OBJECTIVE: Output the data below in full, byte for byte. Nothing may differ.

STORED RECORDS:
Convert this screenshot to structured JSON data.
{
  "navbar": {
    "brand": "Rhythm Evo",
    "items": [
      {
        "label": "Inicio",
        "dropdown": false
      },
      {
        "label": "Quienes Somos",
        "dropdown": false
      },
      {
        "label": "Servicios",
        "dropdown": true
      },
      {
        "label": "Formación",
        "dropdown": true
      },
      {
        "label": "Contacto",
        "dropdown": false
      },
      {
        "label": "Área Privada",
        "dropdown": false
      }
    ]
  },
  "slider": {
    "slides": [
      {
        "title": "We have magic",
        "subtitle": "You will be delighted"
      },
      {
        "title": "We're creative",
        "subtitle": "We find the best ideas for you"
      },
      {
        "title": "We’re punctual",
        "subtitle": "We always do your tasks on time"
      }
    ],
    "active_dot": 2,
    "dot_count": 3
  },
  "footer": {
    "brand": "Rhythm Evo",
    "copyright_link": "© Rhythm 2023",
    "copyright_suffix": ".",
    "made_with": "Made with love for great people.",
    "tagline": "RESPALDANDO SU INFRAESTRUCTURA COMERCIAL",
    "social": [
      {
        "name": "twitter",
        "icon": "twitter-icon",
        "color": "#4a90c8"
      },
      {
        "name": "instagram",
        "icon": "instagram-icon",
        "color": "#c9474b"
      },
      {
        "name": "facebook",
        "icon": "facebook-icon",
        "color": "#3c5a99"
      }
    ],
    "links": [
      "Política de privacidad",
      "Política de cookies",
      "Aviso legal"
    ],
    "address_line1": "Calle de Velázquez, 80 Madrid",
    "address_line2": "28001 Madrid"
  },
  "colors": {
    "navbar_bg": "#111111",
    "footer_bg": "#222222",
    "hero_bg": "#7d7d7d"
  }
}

FULL SOLUTION:
Convert this screenshot to structured JSON data.
{
  "navbar": {
    "brand": "Rhythm Evo",
    "items": [
      {
        "label": "Inicio",
        "dropdown": false
      },
      {
        "label": "Quienes Somos",
        "dropdown": false
      },
      {
        "label": "Servicios",
        "dropdown": true
      },
      {
        "label": "Formación",
        "dropdown": true
      },
      {
        "label": "Contacto",
        "dropdown": false
      },
      {
        "label": "Área Privada",
        "dropdown": false
      }
    ]
  },
  "slider": {
    "slides": [
      {
        "title": "We have magic",
        "subtitle": "You will be delighted"
      },
      {
        "title": "We're creative",
        "subtitle": "We find the best ideas for you"
      },
      {
        "title": "We’re punctual",
        "subtitle": "We always do your tasks on time"
      }
    ],
    "active_dot": 2,
    "dot_count": 3
  },
  "footer": {
    "brand": "Rhythm Evo",
    "copyright_link": "© Rhythm 2023",
    "copyright_suffix": ".",
    "made_with": "Made with love for great people.",
    "tagline": "RESPALDANDO SU INFRAESTRUCTURA COMERCIAL",
    "social": [
      {
        "name": "twitter",
        "icon": "twitter-icon",
        "color": "#4a90c8"
      },
      {
        "name": "instagram",
        "icon": "instagram-icon",
        "color": "#c9474b"
      },
      {
        "name": "facebook",
        "icon": "facebook-icon",
        "color": "#3c5a99"
      }
    ],
    "links": [
      "Política de privacidad",
      "Política de cookies",
      "Aviso legal"
    ],
    "address_line1": "Calle de Velázquez, 80 Madrid",
    "address_line2": "28001 Madrid"
  },
  "colors": {
    "navbar_bg": "#111111",
    "footer_bg": "#222222",
    "hero_bg": "#7d7d7d"
  }
}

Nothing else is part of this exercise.